-- START Input material --

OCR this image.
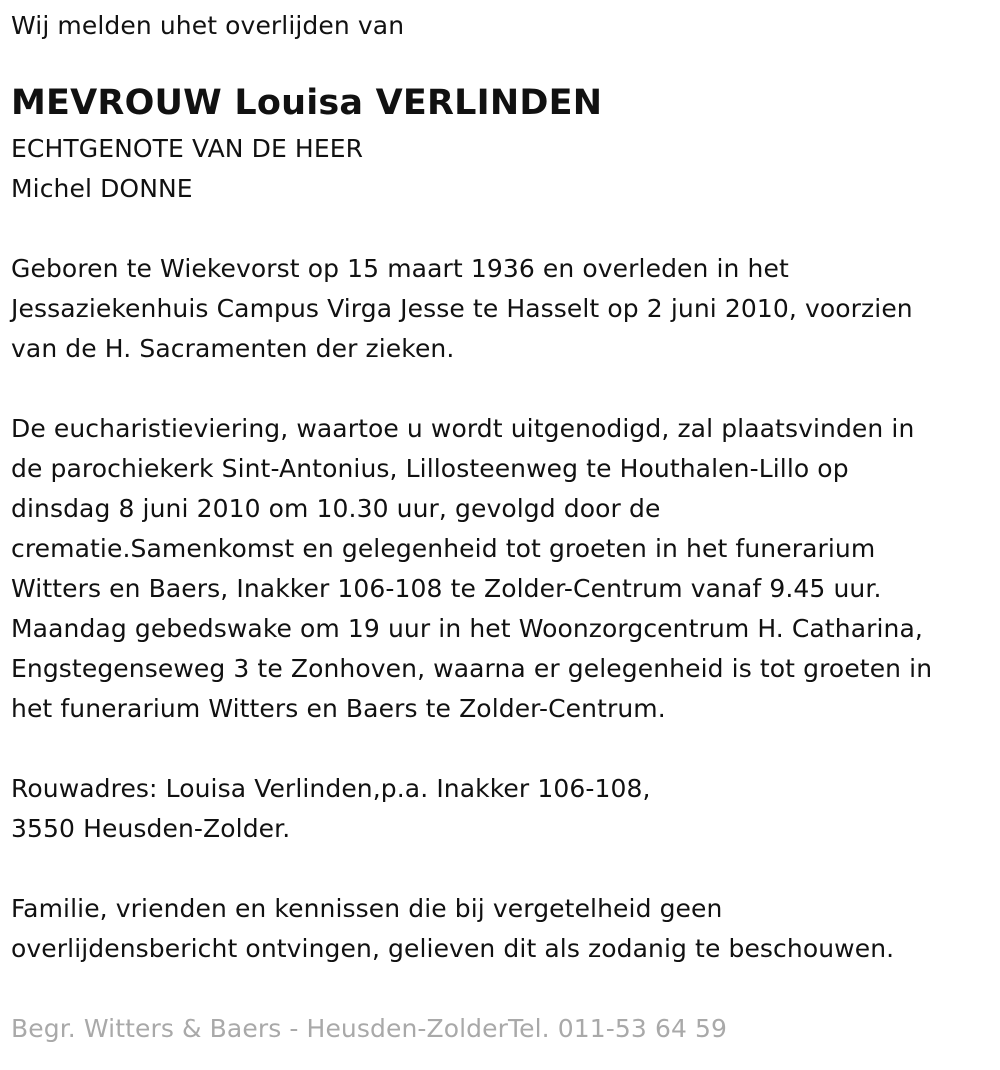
Wij melden uhet overlijden van
MEVROUW Louisa VERLINDEN
ECHTGENOTE VAN DE HEER
Michel DONNE
Geboren te Wiekevorst op 15 maart 1936 en overleden in het
Jessaziekenhuis Campus Virga Jesse te Hasselt op 2 juni 2010, voorzien
van de H. Sacramenten der zieken.
De eucharistieviering, waartoe u wordt uitgenodigd, zal plaatsvinden in
de parochiekerk Sint-Antonius, Lillosteenweg te Houthalen-Lillo op
dinsdag 8 juni 2010 om 10.30 uur, gevolgd door de
crematie.Samenkomst en gelegenheid tot groeten in het funerarium
Witters en Baers, Inakker 106-108 te Zolder-Centrum vanaf 9.45 uur.
Maandag gebedswake om 19 uur in het Woonzorgcentrum H. Catharina,
Engstegenseweg 3 te Zonhoven, waarna er gelegenheid is tot groeten in
het funerarium Witters en Baers te Zolder-Centrum.
Rouwadres: Louisa Verlinden,p.a. Inakker 106-108,
3550 Heusden-Zolder.
Familie, vrienden en kennissen die bij vergetelheid geen
overlijdensbericht ontvingen, gelieven dit als zodanig te beschouwen.
Begr. Witters & Baers - Heusden-ZolderTel. 011-53 64 59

-- END Input material --

- [What you should do]:
Write out again every line above exactly as given; the pictures do not belong in the copy.

- [Final answer]:
OCR this image.
Wij melden uhet overlijden van
MEVROUW Louisa VERLINDEN
ECHTGENOTE VAN DE HEER
Michel DONNE
Geboren te Wiekevorst op 15 maart 1936 en overleden in het
Jessaziekenhuis Campus Virga Jesse te Hasselt op 2 juni 2010, voorzien
van de H. Sacramenten der zieken.
De eucharistieviering, waartoe u wordt uitgenodigd, zal plaatsvinden in
de parochiekerk Sint-Antonius, Lillosteenweg te Houthalen-Lillo op
dinsdag 8 juni 2010 om 10.30 uur, gevolgd door de
crematie.Samenkomst en gelegenheid tot groeten in het funerarium
Witters en Baers, Inakker 106-108 te Zolder-Centrum vanaf 9.45 uur.
Maandag gebedswake om 19 uur in het Woonzorgcentrum H. Catharina,
Engstegenseweg 3 te Zonhoven, waarna er gelegenheid is tot groeten in
het funerarium Witters en Baers te Zolder-Centrum.
Rouwadres: Louisa Verlinden,p.a. Inakker 106-108,
3550 Heusden-Zolder.
Familie, vrienden en kennissen die bij vergetelheid geen
overlijdensbericht ontvingen, gelieven dit als zodanig te beschouwen.
Begr. Witters & Baers - Heusden-ZolderTel. 011-53 64 59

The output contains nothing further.